(Data entries)

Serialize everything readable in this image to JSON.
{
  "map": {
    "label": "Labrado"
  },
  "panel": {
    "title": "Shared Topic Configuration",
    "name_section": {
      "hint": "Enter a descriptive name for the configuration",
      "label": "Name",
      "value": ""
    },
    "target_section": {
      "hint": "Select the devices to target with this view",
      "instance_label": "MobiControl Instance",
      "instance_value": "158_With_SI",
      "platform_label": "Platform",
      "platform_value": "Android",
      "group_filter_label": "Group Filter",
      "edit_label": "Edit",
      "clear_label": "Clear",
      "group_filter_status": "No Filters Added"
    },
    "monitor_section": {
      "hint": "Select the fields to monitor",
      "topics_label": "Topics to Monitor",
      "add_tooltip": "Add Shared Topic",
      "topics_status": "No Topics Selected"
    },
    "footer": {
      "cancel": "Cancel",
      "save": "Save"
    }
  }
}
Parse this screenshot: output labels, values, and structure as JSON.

* * *

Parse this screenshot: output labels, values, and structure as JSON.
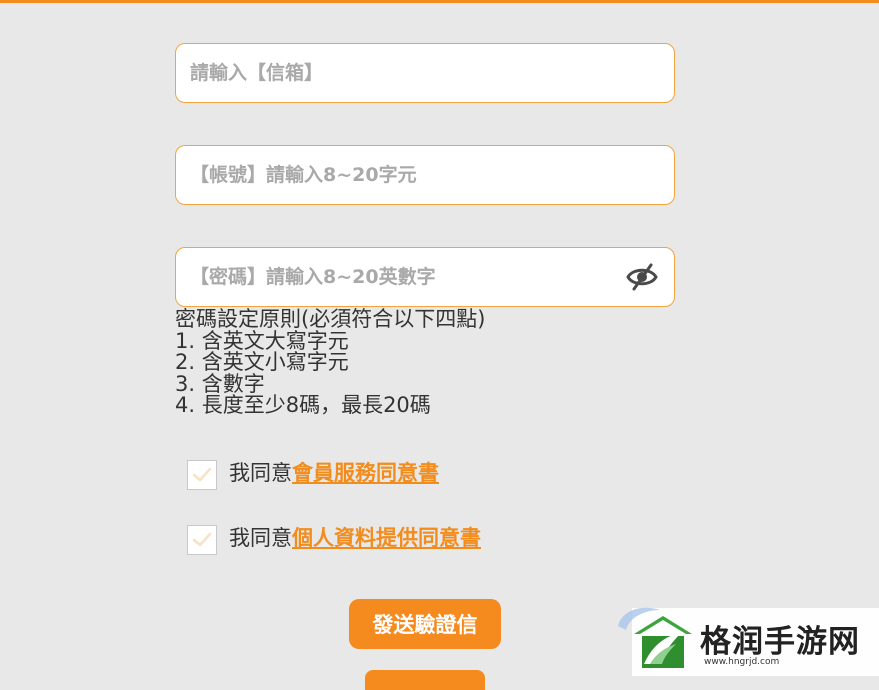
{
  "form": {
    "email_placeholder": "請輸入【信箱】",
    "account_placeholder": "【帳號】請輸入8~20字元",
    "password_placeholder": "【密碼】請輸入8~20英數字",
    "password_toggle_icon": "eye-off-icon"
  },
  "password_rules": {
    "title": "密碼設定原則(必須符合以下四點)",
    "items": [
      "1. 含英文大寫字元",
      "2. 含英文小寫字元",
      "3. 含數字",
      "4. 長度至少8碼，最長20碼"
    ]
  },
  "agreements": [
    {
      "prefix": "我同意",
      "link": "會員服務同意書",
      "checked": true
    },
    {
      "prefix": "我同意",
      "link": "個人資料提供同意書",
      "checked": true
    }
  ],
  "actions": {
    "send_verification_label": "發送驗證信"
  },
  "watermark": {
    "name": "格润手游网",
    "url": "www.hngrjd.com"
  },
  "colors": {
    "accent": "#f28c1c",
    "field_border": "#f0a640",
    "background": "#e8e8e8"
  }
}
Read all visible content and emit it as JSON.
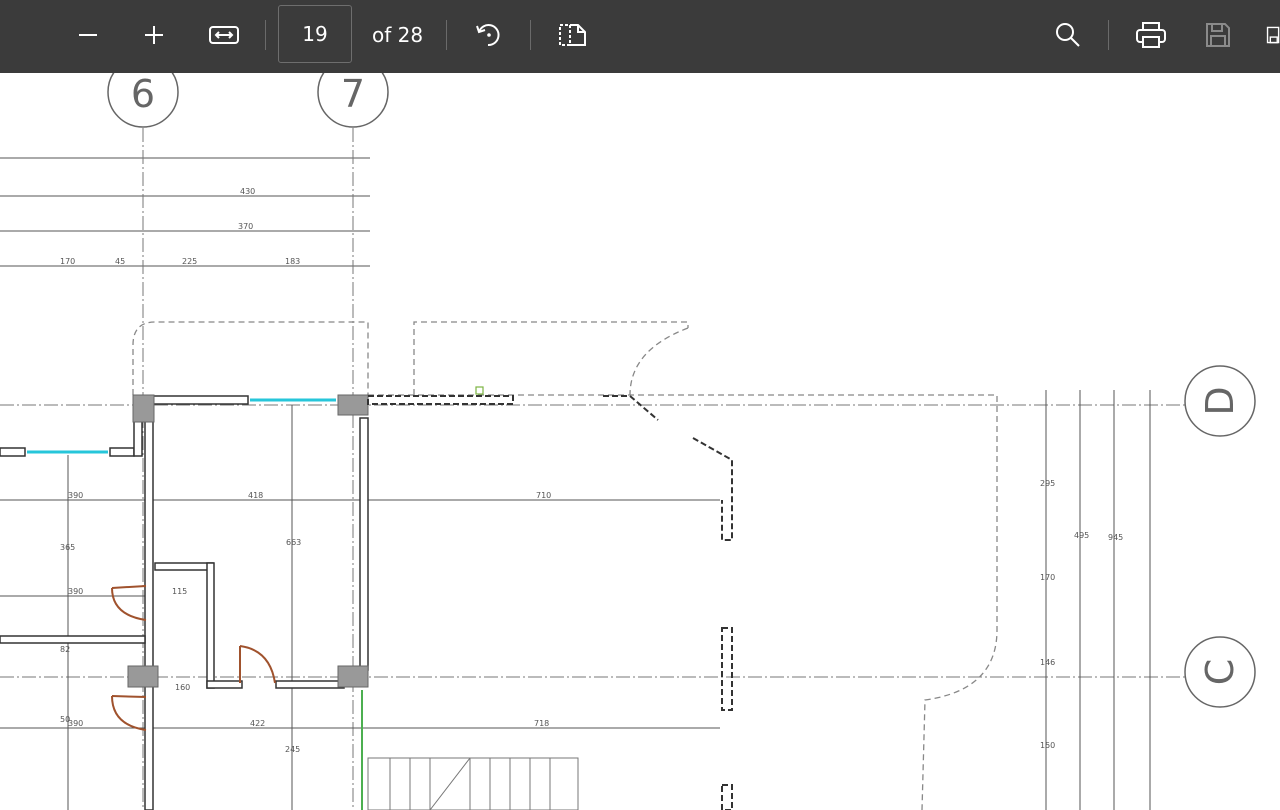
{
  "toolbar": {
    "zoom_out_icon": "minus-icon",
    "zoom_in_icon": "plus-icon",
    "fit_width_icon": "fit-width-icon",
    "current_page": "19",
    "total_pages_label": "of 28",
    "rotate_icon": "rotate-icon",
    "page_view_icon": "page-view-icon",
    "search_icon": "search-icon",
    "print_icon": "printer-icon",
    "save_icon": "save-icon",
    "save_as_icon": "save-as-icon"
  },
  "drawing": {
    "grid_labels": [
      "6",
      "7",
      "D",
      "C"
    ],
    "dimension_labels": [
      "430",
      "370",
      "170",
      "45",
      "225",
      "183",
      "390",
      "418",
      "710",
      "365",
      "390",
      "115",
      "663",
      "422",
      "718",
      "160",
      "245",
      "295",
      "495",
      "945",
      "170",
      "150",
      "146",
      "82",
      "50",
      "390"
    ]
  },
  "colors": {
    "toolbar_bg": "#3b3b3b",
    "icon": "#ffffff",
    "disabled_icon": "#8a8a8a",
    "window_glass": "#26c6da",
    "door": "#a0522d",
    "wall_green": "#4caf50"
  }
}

• **Instruction**: Scan the listing above. Collect all lines with the word "title".

• **Expected answer**:
    "title": "Shared Topic Configuration",
    "title": "密碼設定原則(必須符合以下四點)",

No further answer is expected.